▸ **Short problem**
Write out all of the lines below, exactly and completely.

▸ **Data listing**
»»

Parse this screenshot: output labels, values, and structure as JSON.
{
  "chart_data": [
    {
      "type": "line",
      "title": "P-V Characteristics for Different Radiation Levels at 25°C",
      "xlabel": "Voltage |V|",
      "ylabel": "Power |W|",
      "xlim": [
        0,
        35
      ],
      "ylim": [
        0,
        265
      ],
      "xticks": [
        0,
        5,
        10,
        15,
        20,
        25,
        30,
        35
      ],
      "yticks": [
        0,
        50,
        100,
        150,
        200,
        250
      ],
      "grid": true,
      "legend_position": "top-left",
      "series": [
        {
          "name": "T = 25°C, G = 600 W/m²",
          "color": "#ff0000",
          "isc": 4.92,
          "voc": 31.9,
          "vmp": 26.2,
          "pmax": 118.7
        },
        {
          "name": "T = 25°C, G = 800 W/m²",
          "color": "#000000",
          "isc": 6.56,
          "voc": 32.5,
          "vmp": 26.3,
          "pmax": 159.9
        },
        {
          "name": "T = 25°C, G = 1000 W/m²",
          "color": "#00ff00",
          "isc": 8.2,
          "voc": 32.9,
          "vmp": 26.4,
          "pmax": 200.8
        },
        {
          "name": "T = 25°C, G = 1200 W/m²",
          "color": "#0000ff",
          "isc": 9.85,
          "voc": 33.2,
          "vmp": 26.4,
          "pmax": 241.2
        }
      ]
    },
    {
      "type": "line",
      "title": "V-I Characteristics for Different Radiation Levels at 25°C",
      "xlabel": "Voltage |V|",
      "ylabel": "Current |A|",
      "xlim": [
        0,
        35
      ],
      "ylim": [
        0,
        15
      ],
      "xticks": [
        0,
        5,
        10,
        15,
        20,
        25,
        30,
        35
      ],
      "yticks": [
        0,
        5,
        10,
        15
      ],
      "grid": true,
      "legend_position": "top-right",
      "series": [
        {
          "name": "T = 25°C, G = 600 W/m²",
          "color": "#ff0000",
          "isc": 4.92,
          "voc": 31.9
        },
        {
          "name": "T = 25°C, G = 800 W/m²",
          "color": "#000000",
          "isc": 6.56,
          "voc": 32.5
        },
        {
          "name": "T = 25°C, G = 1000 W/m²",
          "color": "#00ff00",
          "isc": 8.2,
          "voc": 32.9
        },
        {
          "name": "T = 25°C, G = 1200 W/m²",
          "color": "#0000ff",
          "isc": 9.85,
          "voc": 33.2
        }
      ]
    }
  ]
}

««

▸ **Exercise output**
Parse this screenshot: output labels, values, and structure as JSON.
{
  "chart_data": [
    {
      "type": "line",
      "title": "P-V Characteristics for Different Radiation Levels at 25°C",
      "xlabel": "Voltage |V|",
      "ylabel": "Power |W|",
      "xlim": [
        0,
        35
      ],
      "ylim": [
        0,
        265
      ],
      "xticks": [
        0,
        5,
        10,
        15,
        20,
        25,
        30,
        35
      ],
      "yticks": [
        0,
        50,
        100,
        150,
        200,
        250
      ],
      "grid": true,
      "legend_position": "top-left",
      "series": [
        {
          "name": "T = 25°C, G = 600 W/m²",
          "color": "#ff0000",
          "isc": 4.92,
          "voc": 31.9,
          "vmp": 26.2,
          "pmax": 118.7
        },
        {
          "name": "T = 25°C, G = 800 W/m²",
          "color": "#000000",
          "isc": 6.56,
          "voc": 32.5,
          "vmp": 26.3,
          "pmax": 159.9
        },
        {
          "name": "T = 25°C, G = 1000 W/m²",
          "color": "#00ff00",
          "isc": 8.2,
          "voc": 32.9,
          "vmp": 26.4,
          "pmax": 200.8
        },
        {
          "name": "T = 25°C, G = 1200 W/m²",
          "color": "#0000ff",
          "isc": 9.85,
          "voc": 33.2,
          "vmp": 26.4,
          "pmax": 241.2
        }
      ]
    },
    {
      "type": "line",
      "title": "V-I Characteristics for Different Radiation Levels at 25°C",
      "xlabel": "Voltage |V|",
      "ylabel": "Current |A|",
      "xlim": [
        0,
        35
      ],
      "ylim": [
        0,
        15
      ],
      "xticks": [
        0,
        5,
        10,
        15,
        20,
        25,
        30,
        35
      ],
      "yticks": [
        0,
        5,
        10,
        15
      ],
      "grid": true,
      "legend_position": "top-right",
      "series": [
        {
          "name": "T = 25°C, G = 600 W/m²",
          "color": "#ff0000",
          "isc": 4.92,
          "voc": 31.9
        },
        {
          "name": "T = 25°C, G = 800 W/m²",
          "color": "#000000",
          "isc": 6.56,
          "voc": 32.5
        },
        {
          "name": "T = 25°C, G = 1000 W/m²",
          "color": "#00ff00",
          "isc": 8.2,
          "voc": 32.9
        },
        {
          "name": "T = 25°C, G = 1200 W/m²",
          "color": "#0000ff",
          "isc": 9.85,
          "voc": 33.2
        }
      ]
    }
  ]
}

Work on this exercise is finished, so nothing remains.